■ PROBLEM: Copy whichever lines contain the string "stock".
=== DATA TO USE ===
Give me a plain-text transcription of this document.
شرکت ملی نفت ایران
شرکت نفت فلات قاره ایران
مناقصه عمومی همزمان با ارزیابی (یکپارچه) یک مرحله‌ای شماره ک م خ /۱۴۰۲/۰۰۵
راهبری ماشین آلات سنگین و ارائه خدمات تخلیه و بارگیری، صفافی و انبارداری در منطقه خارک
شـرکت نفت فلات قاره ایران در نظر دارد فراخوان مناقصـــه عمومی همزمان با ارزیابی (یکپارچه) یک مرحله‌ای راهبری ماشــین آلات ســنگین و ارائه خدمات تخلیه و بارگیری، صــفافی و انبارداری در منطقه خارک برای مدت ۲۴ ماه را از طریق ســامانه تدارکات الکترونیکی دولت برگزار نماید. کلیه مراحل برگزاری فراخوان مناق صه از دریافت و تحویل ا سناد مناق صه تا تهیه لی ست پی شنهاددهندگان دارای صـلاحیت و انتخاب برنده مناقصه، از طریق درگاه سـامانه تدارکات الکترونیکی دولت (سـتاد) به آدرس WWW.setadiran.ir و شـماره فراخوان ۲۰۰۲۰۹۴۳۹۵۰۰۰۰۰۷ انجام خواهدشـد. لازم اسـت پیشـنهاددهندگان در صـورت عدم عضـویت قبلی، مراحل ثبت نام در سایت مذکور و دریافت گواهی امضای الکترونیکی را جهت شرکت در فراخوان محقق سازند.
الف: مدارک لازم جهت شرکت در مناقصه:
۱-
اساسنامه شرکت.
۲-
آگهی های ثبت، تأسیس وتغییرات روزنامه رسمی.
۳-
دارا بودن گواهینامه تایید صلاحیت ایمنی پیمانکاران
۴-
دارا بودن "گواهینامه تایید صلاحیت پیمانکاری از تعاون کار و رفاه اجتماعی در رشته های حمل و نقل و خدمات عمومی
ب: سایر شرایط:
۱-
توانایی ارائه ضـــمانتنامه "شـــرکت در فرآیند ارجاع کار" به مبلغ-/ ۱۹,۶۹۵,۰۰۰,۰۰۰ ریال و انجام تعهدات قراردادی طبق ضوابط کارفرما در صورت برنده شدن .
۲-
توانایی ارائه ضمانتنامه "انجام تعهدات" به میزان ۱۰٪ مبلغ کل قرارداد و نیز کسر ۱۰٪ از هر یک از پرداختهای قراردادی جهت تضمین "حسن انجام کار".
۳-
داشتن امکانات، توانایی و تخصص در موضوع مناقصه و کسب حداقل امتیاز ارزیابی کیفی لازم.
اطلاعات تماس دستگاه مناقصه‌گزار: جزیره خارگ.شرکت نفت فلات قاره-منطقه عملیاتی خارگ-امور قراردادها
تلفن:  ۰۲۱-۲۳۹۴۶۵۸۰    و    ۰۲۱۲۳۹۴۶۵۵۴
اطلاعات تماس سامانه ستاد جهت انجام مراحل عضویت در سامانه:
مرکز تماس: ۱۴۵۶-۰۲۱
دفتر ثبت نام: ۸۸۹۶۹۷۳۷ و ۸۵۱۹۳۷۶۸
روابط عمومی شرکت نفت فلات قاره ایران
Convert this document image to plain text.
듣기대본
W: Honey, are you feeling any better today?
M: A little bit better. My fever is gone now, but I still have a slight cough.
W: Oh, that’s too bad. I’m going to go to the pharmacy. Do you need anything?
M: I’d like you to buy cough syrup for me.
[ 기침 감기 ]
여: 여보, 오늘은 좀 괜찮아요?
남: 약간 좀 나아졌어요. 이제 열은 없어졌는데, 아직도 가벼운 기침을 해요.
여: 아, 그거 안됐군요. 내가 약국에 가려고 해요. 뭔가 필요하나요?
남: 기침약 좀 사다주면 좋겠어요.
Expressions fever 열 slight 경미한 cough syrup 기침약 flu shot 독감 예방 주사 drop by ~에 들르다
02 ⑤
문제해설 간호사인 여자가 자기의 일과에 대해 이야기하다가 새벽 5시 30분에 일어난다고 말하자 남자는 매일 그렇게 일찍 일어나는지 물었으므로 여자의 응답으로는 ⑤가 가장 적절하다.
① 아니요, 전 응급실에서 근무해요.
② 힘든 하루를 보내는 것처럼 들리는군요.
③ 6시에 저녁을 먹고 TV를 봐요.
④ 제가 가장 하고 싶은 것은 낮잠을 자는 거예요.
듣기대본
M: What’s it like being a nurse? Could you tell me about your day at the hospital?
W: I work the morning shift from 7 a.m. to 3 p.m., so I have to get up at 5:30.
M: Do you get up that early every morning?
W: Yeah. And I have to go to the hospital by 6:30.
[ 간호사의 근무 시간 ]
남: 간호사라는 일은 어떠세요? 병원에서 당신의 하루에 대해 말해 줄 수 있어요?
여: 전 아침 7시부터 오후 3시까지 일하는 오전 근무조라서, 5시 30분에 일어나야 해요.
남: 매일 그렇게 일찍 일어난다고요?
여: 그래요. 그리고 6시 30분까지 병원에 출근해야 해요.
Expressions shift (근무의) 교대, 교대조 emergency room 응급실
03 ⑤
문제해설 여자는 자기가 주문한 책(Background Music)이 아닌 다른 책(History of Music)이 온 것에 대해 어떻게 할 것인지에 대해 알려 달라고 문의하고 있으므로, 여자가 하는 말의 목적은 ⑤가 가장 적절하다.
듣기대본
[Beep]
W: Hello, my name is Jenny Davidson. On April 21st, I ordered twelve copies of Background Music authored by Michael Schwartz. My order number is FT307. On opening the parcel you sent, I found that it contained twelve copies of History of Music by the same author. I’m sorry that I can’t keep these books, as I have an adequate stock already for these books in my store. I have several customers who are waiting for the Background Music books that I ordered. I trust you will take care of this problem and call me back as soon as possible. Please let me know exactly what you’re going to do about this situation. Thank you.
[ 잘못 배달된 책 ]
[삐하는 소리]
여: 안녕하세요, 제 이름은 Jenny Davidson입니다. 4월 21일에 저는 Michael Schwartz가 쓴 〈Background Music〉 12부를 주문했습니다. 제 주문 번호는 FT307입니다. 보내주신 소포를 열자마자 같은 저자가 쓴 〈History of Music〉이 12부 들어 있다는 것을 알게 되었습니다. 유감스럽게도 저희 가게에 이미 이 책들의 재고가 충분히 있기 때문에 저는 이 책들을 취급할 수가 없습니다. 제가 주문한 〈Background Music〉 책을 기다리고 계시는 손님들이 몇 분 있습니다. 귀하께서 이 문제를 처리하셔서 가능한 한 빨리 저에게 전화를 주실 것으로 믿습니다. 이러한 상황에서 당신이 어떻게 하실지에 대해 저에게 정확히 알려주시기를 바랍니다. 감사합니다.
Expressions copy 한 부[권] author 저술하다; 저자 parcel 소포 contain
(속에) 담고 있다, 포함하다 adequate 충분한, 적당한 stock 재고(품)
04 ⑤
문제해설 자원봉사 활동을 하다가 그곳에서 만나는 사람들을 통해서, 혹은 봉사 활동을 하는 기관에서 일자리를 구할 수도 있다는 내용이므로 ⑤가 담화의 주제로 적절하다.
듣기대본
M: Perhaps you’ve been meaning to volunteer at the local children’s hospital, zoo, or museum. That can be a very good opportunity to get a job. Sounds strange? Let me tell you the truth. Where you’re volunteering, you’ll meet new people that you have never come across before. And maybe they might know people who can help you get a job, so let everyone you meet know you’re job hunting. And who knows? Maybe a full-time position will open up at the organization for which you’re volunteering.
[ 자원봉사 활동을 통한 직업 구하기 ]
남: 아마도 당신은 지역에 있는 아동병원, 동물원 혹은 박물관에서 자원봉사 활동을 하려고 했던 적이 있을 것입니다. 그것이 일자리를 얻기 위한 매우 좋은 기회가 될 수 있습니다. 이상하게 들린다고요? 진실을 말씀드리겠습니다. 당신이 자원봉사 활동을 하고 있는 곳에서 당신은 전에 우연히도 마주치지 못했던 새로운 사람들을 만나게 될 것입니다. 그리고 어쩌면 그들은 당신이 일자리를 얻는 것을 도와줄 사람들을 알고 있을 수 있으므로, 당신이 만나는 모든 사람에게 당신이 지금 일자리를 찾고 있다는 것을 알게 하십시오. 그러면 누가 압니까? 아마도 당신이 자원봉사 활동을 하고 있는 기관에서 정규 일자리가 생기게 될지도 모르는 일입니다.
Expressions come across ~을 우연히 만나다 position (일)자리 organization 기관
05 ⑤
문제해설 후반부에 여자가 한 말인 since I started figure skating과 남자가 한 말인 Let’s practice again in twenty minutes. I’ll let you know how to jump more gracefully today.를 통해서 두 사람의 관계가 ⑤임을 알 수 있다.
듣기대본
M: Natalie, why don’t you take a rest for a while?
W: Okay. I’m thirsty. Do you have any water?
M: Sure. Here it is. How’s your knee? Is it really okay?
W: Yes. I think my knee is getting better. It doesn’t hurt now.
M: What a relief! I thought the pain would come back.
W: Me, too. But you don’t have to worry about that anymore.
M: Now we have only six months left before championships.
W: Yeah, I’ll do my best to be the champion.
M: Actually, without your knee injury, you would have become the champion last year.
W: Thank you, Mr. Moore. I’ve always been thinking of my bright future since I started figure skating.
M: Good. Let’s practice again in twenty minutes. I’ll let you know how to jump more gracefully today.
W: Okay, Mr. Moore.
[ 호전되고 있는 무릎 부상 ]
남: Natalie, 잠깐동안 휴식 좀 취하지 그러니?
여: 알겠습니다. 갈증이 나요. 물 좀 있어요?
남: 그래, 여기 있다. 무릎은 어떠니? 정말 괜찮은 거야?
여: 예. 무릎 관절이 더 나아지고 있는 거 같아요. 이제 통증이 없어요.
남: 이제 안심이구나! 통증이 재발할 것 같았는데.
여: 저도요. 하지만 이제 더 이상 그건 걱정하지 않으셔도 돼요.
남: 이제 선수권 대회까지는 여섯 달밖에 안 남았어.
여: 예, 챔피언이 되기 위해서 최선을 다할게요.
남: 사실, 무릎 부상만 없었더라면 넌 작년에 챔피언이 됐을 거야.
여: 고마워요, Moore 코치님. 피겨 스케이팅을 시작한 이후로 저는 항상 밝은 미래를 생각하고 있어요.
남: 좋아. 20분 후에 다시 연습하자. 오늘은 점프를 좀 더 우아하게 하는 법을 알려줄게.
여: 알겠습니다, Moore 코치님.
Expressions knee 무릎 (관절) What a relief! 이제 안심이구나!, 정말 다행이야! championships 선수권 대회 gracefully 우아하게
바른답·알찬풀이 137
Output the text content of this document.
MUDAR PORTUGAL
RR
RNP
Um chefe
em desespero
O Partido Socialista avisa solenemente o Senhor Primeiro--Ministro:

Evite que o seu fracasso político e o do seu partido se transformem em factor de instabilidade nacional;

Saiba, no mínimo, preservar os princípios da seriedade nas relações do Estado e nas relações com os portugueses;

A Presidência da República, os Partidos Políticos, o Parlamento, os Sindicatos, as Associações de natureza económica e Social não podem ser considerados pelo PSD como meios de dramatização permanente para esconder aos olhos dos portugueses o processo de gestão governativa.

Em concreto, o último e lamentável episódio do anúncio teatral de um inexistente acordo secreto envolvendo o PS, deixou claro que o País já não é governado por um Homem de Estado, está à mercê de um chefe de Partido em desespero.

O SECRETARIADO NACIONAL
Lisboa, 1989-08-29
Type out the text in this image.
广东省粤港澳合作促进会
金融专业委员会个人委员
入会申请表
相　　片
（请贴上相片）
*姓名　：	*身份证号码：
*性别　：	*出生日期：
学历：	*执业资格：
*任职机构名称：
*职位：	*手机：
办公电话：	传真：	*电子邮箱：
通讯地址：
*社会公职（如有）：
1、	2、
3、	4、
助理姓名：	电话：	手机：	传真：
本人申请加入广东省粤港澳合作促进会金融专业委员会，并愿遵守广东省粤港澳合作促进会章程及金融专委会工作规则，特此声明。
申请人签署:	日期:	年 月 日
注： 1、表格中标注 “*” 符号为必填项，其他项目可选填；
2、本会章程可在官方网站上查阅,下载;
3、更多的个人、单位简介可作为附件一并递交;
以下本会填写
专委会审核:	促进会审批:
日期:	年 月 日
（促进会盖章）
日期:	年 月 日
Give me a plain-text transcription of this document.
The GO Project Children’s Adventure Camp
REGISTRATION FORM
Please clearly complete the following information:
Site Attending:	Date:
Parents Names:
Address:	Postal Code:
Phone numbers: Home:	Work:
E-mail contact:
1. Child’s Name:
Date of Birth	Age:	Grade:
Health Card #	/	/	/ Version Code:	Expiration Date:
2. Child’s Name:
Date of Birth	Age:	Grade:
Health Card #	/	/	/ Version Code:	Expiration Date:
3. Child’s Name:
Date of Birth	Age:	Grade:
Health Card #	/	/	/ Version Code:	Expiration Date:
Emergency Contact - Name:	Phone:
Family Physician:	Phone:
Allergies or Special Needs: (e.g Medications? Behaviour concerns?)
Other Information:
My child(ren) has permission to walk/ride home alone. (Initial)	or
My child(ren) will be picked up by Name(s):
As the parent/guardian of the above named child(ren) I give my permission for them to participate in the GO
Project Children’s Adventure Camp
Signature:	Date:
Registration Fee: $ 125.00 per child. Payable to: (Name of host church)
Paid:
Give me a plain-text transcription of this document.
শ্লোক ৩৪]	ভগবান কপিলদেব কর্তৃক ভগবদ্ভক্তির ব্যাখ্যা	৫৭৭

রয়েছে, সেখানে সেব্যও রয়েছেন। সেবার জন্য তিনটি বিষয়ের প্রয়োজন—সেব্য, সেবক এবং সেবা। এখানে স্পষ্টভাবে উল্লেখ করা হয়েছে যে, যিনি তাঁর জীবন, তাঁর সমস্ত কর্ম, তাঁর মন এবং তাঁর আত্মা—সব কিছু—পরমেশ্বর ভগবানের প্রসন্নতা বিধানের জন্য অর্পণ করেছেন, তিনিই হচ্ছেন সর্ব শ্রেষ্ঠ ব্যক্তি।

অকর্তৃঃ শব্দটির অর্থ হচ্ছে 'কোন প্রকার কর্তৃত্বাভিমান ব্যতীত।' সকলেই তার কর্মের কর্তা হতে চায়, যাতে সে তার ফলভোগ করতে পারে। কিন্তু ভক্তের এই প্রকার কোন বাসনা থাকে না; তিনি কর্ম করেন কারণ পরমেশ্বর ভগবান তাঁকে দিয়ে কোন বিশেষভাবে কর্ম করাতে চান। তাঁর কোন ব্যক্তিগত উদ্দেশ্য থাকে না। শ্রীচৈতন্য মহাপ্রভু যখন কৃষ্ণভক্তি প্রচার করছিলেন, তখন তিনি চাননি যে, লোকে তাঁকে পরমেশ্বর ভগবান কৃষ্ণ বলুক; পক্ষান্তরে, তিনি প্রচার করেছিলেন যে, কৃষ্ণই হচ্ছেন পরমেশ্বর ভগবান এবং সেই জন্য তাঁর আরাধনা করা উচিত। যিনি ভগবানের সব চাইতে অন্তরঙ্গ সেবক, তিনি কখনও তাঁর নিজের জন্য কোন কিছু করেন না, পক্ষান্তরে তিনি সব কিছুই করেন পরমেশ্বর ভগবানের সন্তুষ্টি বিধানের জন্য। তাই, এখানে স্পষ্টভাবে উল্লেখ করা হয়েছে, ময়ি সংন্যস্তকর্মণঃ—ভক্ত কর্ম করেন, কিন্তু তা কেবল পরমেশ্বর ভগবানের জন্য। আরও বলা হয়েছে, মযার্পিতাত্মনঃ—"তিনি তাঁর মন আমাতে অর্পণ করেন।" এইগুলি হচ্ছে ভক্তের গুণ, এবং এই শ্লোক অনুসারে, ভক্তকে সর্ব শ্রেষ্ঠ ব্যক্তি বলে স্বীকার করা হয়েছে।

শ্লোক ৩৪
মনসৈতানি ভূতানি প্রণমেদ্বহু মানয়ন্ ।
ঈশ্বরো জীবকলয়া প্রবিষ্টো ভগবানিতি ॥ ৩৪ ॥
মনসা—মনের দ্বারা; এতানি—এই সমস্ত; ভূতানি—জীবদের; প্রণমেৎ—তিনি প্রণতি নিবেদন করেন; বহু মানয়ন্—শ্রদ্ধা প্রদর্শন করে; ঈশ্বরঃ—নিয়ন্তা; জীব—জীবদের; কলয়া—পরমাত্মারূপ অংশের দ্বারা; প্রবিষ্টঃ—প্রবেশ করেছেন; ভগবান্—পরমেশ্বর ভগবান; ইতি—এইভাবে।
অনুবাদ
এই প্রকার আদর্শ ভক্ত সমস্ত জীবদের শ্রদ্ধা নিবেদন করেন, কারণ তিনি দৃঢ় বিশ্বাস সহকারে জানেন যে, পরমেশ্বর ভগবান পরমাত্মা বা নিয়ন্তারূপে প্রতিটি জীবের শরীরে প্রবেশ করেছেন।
===
■ THE RESULT:
W: Hello, my name is Jenny Davidson. On April 21st, I ordered twelve copies of Background Music authored by Michael Schwartz. My order number is FT307. On opening the parcel you sent, I found that it contained twelve copies of History of Music by the same author. I’m sorry that I can’t keep these books, as I have an adequate stock already for these books in my store. I have several customers who are waiting for the Background Music books that I ordered. I trust you will take care of this problem and call me back as soon as possible. Please let me know exactly what you’re going to do about this situation. Thank you.
(속에) 담고 있다, 포함하다 adequate 충분한, 적당한 stock 재고(품)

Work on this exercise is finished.